_Stated goal_
Write out the passage of the pop-up joke card activity page below verbatim, from "This is no ordinary" up to and including "change the world.".

_Text extract_
Back to Schedule

Project challenge:

pop-up joke card

Suggested Ages: 3rd – 5th Grades

What do you call an enlightened optometrist? A visionary!—Share your favorite corny jokes with surprising pop-up cards. All you’ll need is some paper, tape, rubber bands and your visionary powers to create one-of-a-kind cards that really pop.

Engaging Design-It-Yourself projects to inspire young innovators

This is no ordinary DIY project for kids: It’s a step toward becoming an innovator.

 

Every Galileo Design-It-Yourself Challenge teaches the same techniques and mindsets that professional designers an engineers, artists and chefs use in their work. With skills like these, we believe you can change the world.

Get Involved—For Grown Ups

Materials list:

Help your child find these materials or a close substitute: 

 

  • Paper (cardstock is ideal)
  • Tape
  • Scissors
  • Thin rubber band
  • Ruler
  • Coloring tools
  • Pencil

 

Activity Steps:

Refer to these steps to keep your young innovator on track as they create:

 

    1. Choose a joke. (“Dad jokes” on Youtube provides many terrible/great jokes.)
    2. Make the basic card by folding a piece of paper in half.
    3. Then make the pop-up mechanism, that suits your joke and your style. Choose either the v-fold or spring loaded hinge. (See video for details.)
    4. Test the pop-up mechanism to confirm it works.

_Material provided_
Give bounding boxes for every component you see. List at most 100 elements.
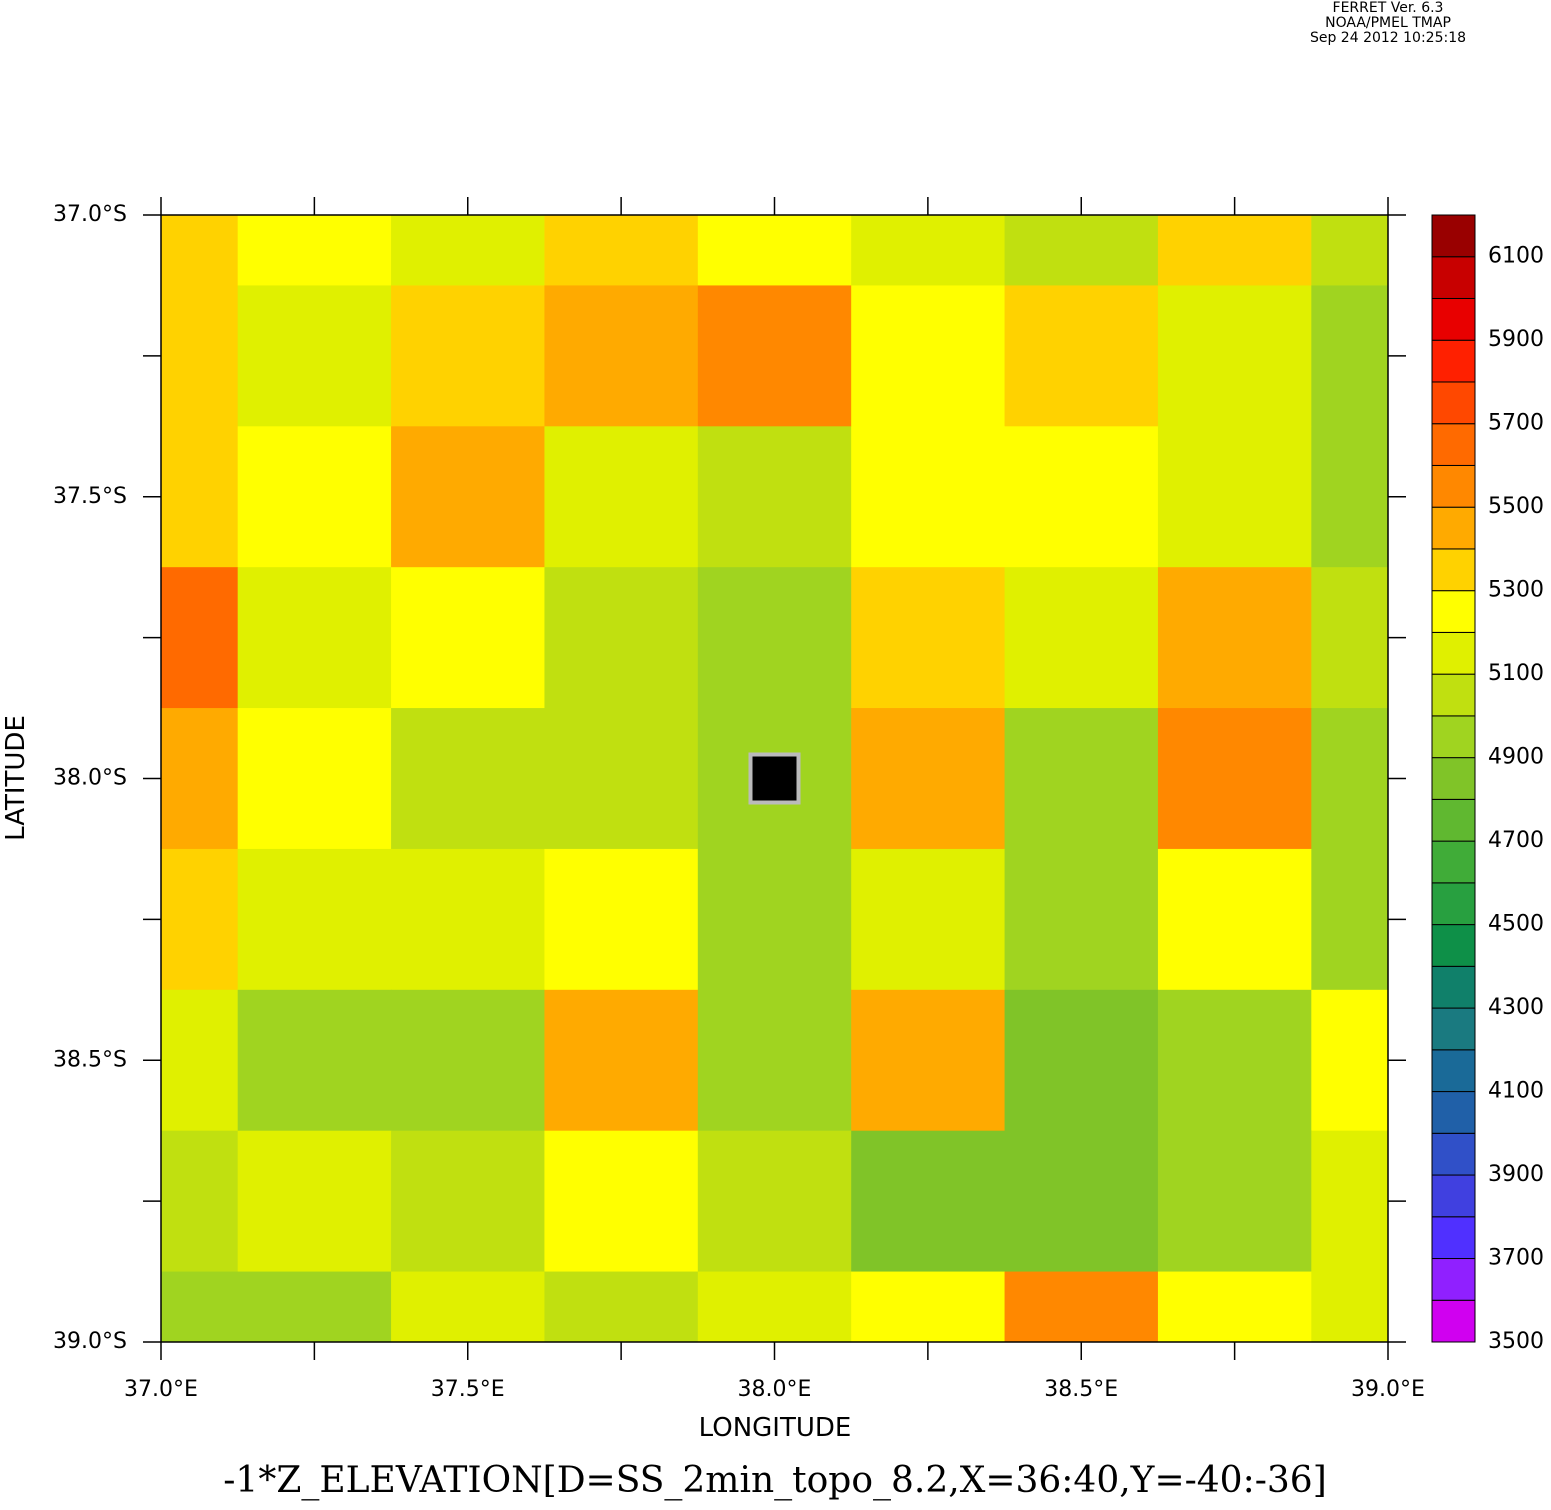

_Answer_
This is no ordinary DIY project for kids: It’s a step toward becoming an innovator.

 

Every Galileo Design-It-Yourself Challenge teaches the same techniques and mindsets that professional designers an engineers, artists and chefs use in their work. With skills like these, we believe you can change the world.